● What is expected
Can you update the passage of the XML loading text below, starting at "When creating the" and ending at "in one directory.", so that "line breaks" becomes "newline characters"?

Schedule a daily script for the query above. If we use the sql spool command with a unique output name and the “.xml” extension, we should have an XML file with the schema sizes. Make sure that each file has a unique name. This can be done by including the timestamp, object name and document name in the file name.
When creating the file, it is important that the complete XML is on one line. You cannot have line breaks in the file, so you must use a large line-size in SQL Plus or Linux commands like sed or xargs to remove any line breaks.
Step 2: collect the XML files
All XML files should be loaded into an Oracle database. To do this, we need to collect the XML files daily.
Copy the XML file to the server where we collect all our information. Depending on your situation, you can use scp, email, FTP or any other protocol to collect the files. All XML files for all monitored databases can be stored in one directory.
Step 3: read XML into the database staging table
All files can be loaded into the reporting database with SQL Loader. At this point, it isn’t necessary to know anything about the actual structure of the XML files. We just need to create a staging table that can contain XML data:
CREATE TABLE STAGE_XMLDATA
(filename varchar2(120)
, XMLDATA SYS.XMLTYPE )
;
The script for loading XML files has several steps. We use a bash shell script in combination with SQL Loader and SQL Plus.
The basic script:
- makes a list of all XML files in the LOAD directory
- creates a SQL Loader control file
- starts SQL Loader to load all XML files in the staging table
# ##################################
# specify directories
# ##################################
HOMEDIR=/home/oracle/scripts/load_data
LOAD_DIR=/u01/xmldir
INBOX=/u01/metrics/attachments
# ##################################
# specify file names
# ##################################
LST_FILE=${HOMEDIR}/tmp/load_${TIMESTAMP}.txt
CTL_FILE=${HOMEDIR}/tmp/load_${TIMESTAMP}.ctl
LOG_FILE=${HOMEDIR}/log/load_${TIMESTAMP}.log
BAD_FILE=${HOMEDIR}/log/load_${TIMESTAMP}.bad
SQL_LOG_FILE=${HOMEDIR}/log/load_${TIMESTAMP}.sql_log
# ##################################
# specify DATABASE CONNECT string
# ##################################
CONNECT_STRING="qmetric/secretpasswd@myserver:1521/METRICDB"

● Recorded information
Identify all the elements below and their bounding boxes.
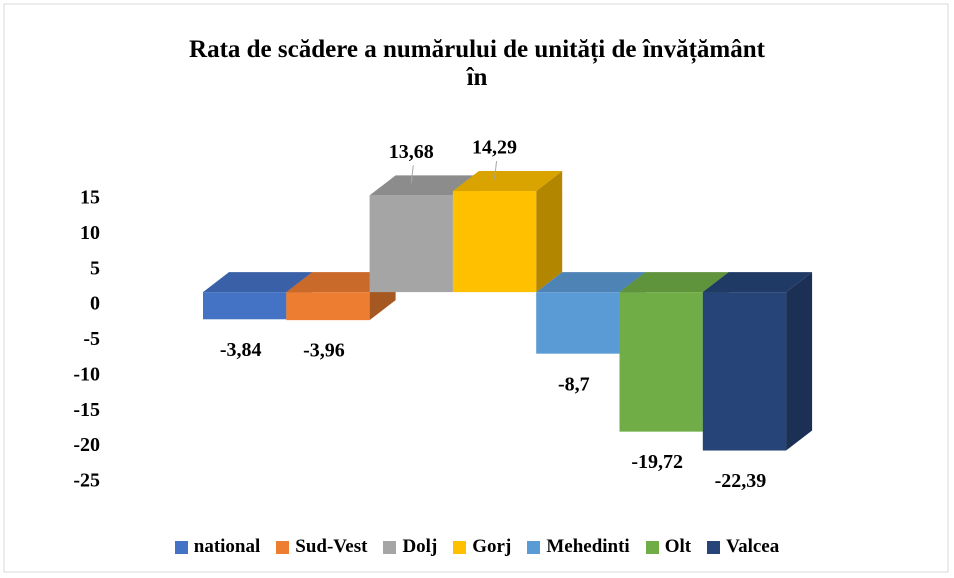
- bar-side: [786, 272, 813, 451]
- legend-label: Sud-Vest: [295, 536, 368, 557]
- y-tick-label: -5: [83, 328, 100, 350]
- y-tick-label: 15: [80, 187, 100, 209]
- bar: [203, 292, 287, 320]
- data-label: -3,96: [303, 340, 345, 362]
- bar: [286, 292, 370, 321]
- leader-line: [410, 165, 414, 184]
- bar-top: [536, 272, 646, 293]
- data-label: 13,68: [389, 141, 434, 163]
- legend-item: Olt: [645, 536, 692, 558]
- data-label: -8,7: [558, 373, 590, 395]
- bar-top: [286, 272, 396, 293]
- y-tick-label: 0: [90, 293, 100, 315]
- legend-swatch: [645, 540, 659, 554]
- bar-top: [452, 171, 563, 192]
- legend-swatch: [453, 540, 467, 554]
- bar: [452, 191, 537, 293]
- y-tick-label: -10: [73, 363, 100, 385]
- legend-swatch: [527, 540, 541, 554]
- data-label: -19,72: [631, 451, 683, 473]
- y-tick-label: -25: [73, 470, 100, 492]
- leader-line: [494, 160, 498, 180]
- legend-label: Gorj: [472, 536, 512, 557]
- bar-top: [702, 272, 813, 293]
- legend: national Sud-Vest Dolj Gorj Mehedinti Olt Valc…: [0, 536, 954, 558]
- legend-label: Mehedinti: [546, 536, 630, 557]
- legend-swatch: [276, 540, 290, 554]
- legend-item: Mehedinti: [527, 536, 630, 558]
- bar-top: [369, 175, 479, 196]
- legend-label: Valcea: [726, 536, 780, 557]
- chart-border: [3, 3, 949, 573]
- data-label: -3,84: [220, 339, 262, 361]
- legend-label: Dolj: [402, 536, 438, 557]
- data-label: -22,39: [715, 470, 767, 492]
- legend-item: Valcea: [707, 536, 779, 558]
- legend-label: national: [193, 536, 261, 557]
- bar: [369, 195, 453, 293]
- legend-label: Olt: [664, 536, 692, 557]
- y-tick-label: -15: [73, 399, 100, 421]
- y-tick-label: -20: [73, 434, 100, 456]
- legend-item: national: [174, 536, 261, 558]
- legend-item: Gorj: [453, 536, 511, 558]
- bar: [702, 292, 787, 451]
- legend-swatch: [383, 540, 397, 554]
- bar-top: [619, 272, 729, 293]
- y-tick-label: 5: [90, 257, 100, 279]
- bar-side: [536, 171, 563, 293]
- data-label: 14,29: [472, 137, 517, 159]
- legend-item: Sud-Vest: [276, 536, 367, 558]
- legend-swatch: [707, 540, 721, 554]
- bar: [619, 292, 703, 432]
- chart-title: Rata de scădere a numărului de unități d…: [189, 36, 765, 91]
- bar-top: [203, 272, 313, 293]
- bar: [536, 292, 620, 354]
- legend-item: Dolj: [383, 536, 437, 558]
- legend-swatch: [174, 540, 188, 554]
- y-tick-label: 10: [80, 222, 100, 244]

● Solution below
When creating the file, it is important that the complete XML is on one line. You cannot have newline characters in the file, so you must use a large line-size in SQL Plus or Linux commands like sed or xargs to remove any newline characters.
Step 2: collect the XML files
All XML files should be loaded into an Oracle database. To do this, we need to collect the XML files daily.
Copy the XML file to the server where we collect all our information. Depending on your situation, you can use scp, email, FTP or any other protocol to collect the files. All XML files for all monitored databases can be stored in one directory.